Read the lines that follow and pick out every one containing the word "Siva".

————————

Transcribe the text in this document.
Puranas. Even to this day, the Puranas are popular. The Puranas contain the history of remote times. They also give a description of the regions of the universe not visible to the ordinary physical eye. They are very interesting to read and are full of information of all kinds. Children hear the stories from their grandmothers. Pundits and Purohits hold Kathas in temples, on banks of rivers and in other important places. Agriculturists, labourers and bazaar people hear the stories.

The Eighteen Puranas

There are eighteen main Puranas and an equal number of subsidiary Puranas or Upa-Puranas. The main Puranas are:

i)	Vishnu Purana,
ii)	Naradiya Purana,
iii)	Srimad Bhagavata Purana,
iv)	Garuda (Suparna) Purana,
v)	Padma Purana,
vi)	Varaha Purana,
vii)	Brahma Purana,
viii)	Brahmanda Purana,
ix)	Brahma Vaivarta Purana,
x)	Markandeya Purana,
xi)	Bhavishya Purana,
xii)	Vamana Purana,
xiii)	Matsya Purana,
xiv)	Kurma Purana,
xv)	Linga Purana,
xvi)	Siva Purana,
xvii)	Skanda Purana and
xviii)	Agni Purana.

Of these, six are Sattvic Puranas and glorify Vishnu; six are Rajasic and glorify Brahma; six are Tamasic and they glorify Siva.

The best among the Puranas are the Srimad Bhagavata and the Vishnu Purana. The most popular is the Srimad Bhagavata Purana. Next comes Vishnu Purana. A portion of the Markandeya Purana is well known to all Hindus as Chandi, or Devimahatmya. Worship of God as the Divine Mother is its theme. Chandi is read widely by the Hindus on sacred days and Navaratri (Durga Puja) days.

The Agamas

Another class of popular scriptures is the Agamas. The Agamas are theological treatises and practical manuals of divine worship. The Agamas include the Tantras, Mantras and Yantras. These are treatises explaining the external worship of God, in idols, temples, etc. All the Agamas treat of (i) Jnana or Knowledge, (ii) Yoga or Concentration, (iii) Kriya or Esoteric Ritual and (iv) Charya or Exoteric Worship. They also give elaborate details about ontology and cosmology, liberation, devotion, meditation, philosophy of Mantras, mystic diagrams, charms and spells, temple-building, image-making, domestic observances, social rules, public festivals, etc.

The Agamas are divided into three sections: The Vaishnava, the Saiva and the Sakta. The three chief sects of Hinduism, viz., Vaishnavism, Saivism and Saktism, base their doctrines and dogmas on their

————————

Answer to this problem:
xvi)	Siva Purana,
Of these, six are Sattvic Puranas and glorify Vishnu; six are Rajasic and glorify Brahma; six are Tamasic and they glorify Siva.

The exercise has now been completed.